- **WHAT YOU SHOULD DO**: Reproduce word for word the lines below from the line with "data-label: 3% (23, 1327, 47, 1346)" through the line with "data-label: 28% (99, 159, 133, 178)", including both of those lines and nothing else.

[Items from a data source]
++++++++++
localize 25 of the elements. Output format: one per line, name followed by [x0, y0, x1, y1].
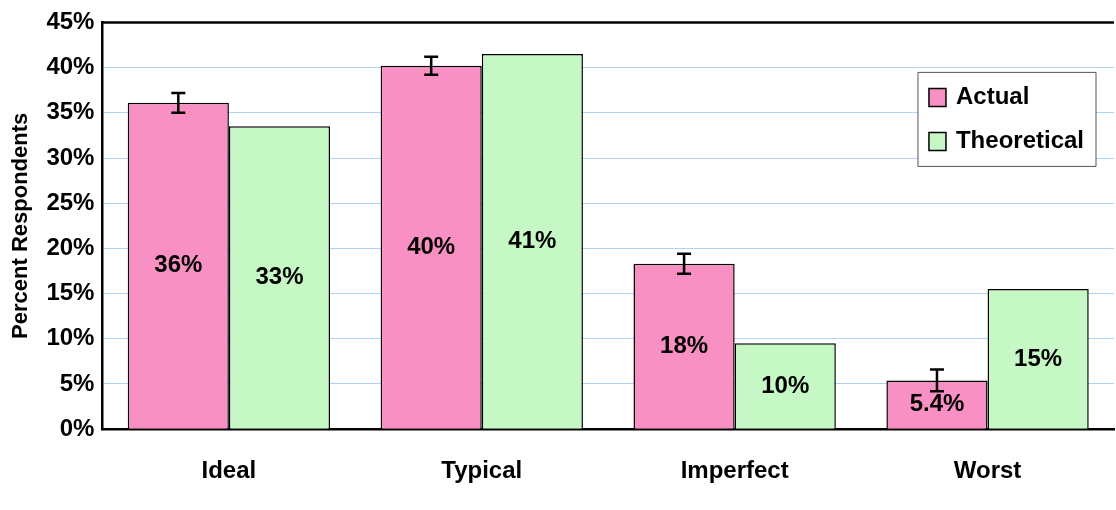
x-tick-label: Typical [441, 456, 523, 484]
y-axis-title: Percent Respondents [7, 112, 33, 339]
y-tick-label: 25% [46, 187, 95, 215]
y-tick-label: 30% [46, 142, 95, 170]
data-label: 36% [154, 250, 203, 278]
data-label: 33% [255, 262, 304, 290]
x-tick-label: Ideal [201, 456, 257, 484]
y-tick-label: 20% [46, 233, 95, 261]
data-label: 40% [407, 231, 456, 259]
data-label: 18% [660, 330, 709, 358]
data-label: 15% [1014, 343, 1063, 371]
legend-label: Actual [955, 82, 1030, 110]
y-tick-label: 15% [46, 278, 95, 306]
data-label: 5.4% [909, 389, 965, 417]
data-label: 10% [761, 370, 810, 398]
legend-label: Theoretical [955, 126, 1085, 154]
y-tick-label: 45% [46, 7, 95, 35]
x-tick-label: Imperfect [680, 456, 789, 484]
y-tick-label: 35% [46, 97, 95, 125]
data-label: 41% [508, 225, 557, 253]
y-tick-label: 0% [59, 413, 95, 441]
x-tick-label: Worst [953, 456, 1022, 484]
y-tick-label: 10% [46, 323, 95, 351]
y-tick-label: 40% [46, 52, 95, 80]
y-tick-label: 5% [59, 368, 95, 396]
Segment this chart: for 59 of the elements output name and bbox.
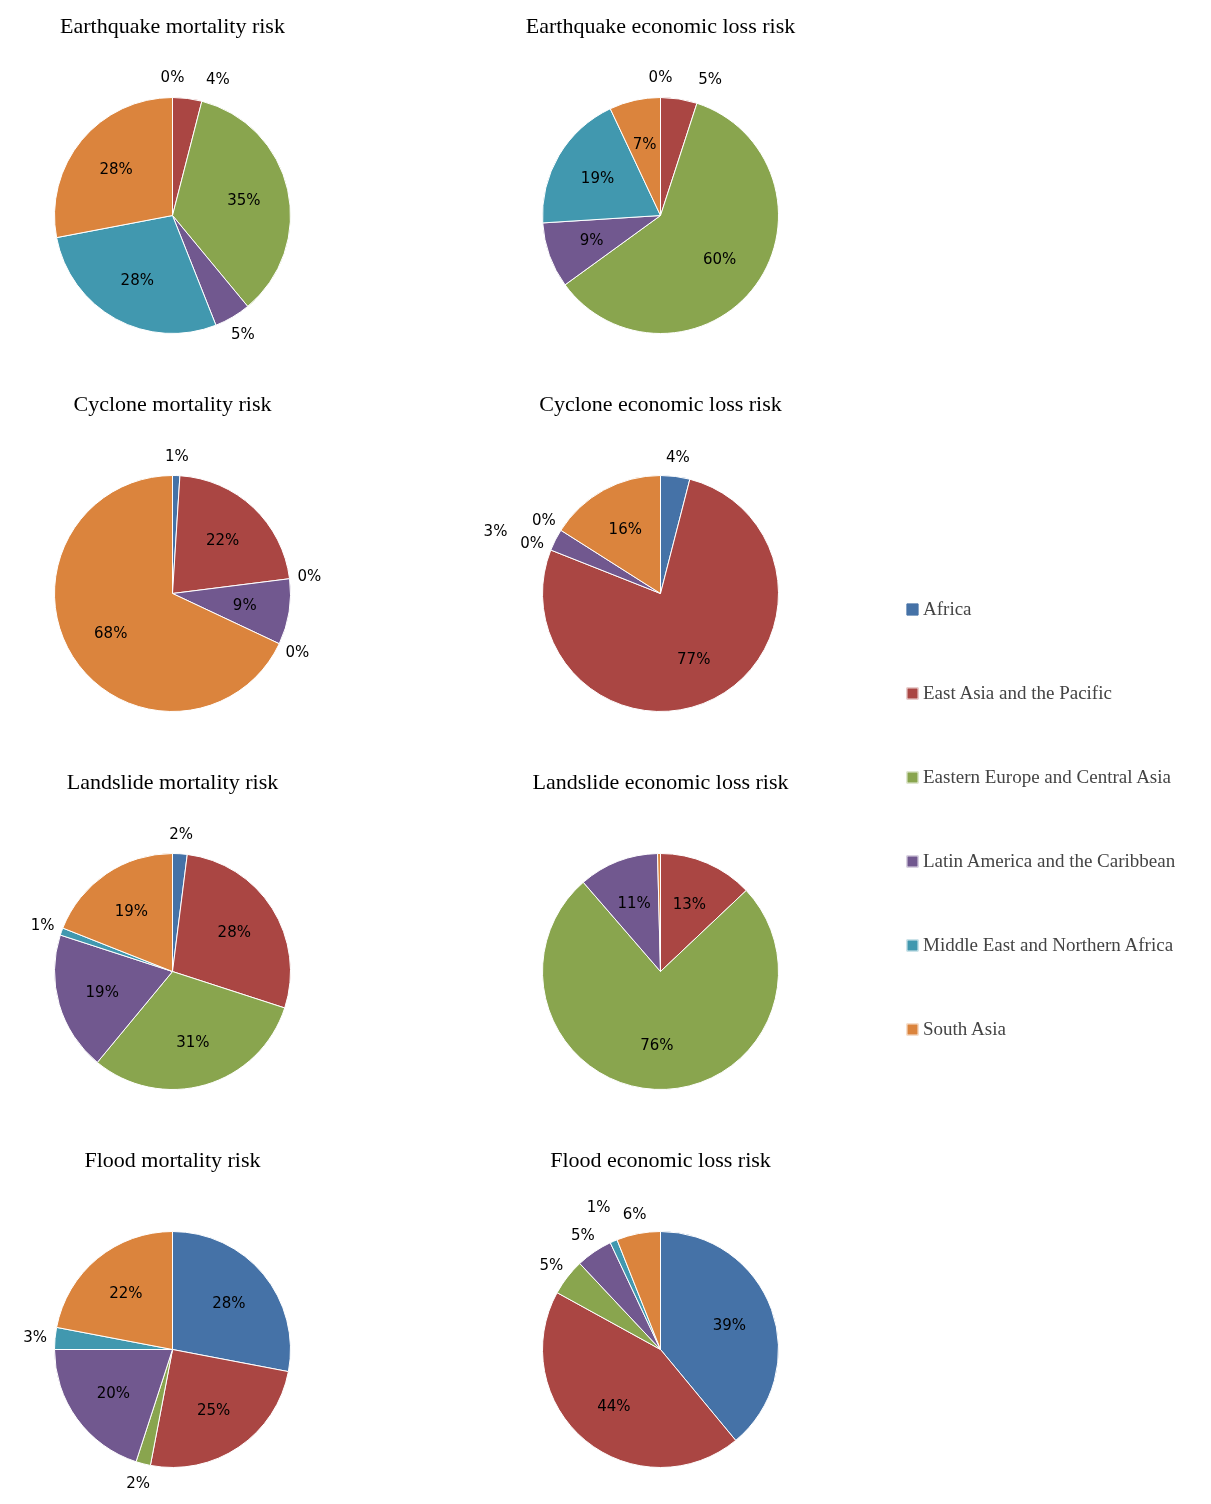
data-label: 3% (23, 1327, 47, 1346)
chart-title: Landslide mortality risk (66, 769, 279, 794)
data-label: 2% (169, 824, 194, 843)
data-label: 28% (217, 923, 251, 942)
data-label: 68% (94, 623, 128, 642)
legend-label: Middle East and Northern Africa (923, 934, 1174, 956)
data-label: 5% (571, 1226, 595, 1245)
data-label: 28% (99, 159, 133, 178)
data-label: 19% (580, 169, 615, 188)
text: 0% (520, 533, 545, 552)
chart-title: Cyclone economic loss risk (539, 391, 782, 416)
text: 0% (532, 510, 556, 529)
text: 0% (285, 643, 310, 662)
data-label: 3% (483, 521, 508, 540)
chart-title: Flood mortality risk (84, 1147, 261, 1172)
data-label: 13% (672, 895, 707, 914)
data-label: 22% (205, 531, 240, 550)
data-label: 5% (230, 325, 255, 344)
data-label: 35% (227, 190, 261, 209)
data-label: 20% (96, 1383, 130, 1402)
data-label: 2% (126, 1474, 151, 1493)
data-label: 9% (579, 231, 604, 250)
data-label: 22% (109, 1284, 143, 1303)
data-label: 5% (539, 1255, 564, 1274)
data-label: 19% (114, 901, 149, 920)
legend-label: East Asia and the Pacific (923, 682, 1112, 704)
data-label: 77% (677, 649, 711, 668)
legend-label: Africa (923, 598, 972, 620)
data-label: 11% (617, 894, 651, 913)
data-label: 28% (120, 270, 154, 289)
data-label: 4% (665, 447, 690, 466)
data-label: 6% (622, 1204, 647, 1223)
text: 0% (297, 567, 322, 586)
data-label: 7% (632, 135, 657, 154)
data-label: 1% (164, 446, 189, 465)
chart-title: Earthquake economic loss risk (525, 13, 796, 38)
data-label: 1% (586, 1197, 611, 1216)
legend-label: South Asia (923, 1018, 1006, 1040)
data-label: 19% (85, 982, 119, 1001)
data-label: 31% (176, 1032, 210, 1051)
legend-label: Eastern Europe and Central Asia (923, 766, 1171, 788)
data-label: 60% (703, 249, 737, 268)
text: 0% (160, 68, 185, 87)
data-label: 5% (698, 70, 722, 89)
chart-title: Cyclone mortality risk (73, 391, 272, 416)
data-label: 16% (608, 520, 642, 539)
chart-title: Landslide economic loss risk (532, 769, 789, 794)
data-label: 76% (640, 1035, 674, 1054)
data-label: 39% (712, 1315, 747, 1334)
text: 0% (648, 68, 673, 87)
data-label: 25% (196, 1401, 231, 1420)
data-label: 4% (205, 69, 230, 88)
data-label: 1% (30, 915, 55, 934)
data-label: 28% (212, 1293, 246, 1312)
chart-title: Flood economic loss risk (550, 1147, 771, 1172)
legend-label: Latin America and the Caribbean (923, 850, 1176, 872)
chart-title: Earthquake mortality risk (60, 13, 285, 38)
data-label: 9% (232, 595, 257, 614)
data-label: 44% (597, 1396, 631, 1415)
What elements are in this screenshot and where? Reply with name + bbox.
++++++++++
- **EXPECTED OUTPUT**:
data-label: 3% (23, 1327, 47, 1346)
chart-title: Landslide mortality risk (66, 769, 279, 794)
data-label: 2% (169, 824, 194, 843)
data-label: 28% (217, 923, 251, 942)
data-label: 68% (94, 623, 128, 642)
legend-label: Middle East and Northern Africa (923, 934, 1174, 956)
data-label: 5% (571, 1226, 595, 1245)
data-label: 28% (99, 159, 133, 178)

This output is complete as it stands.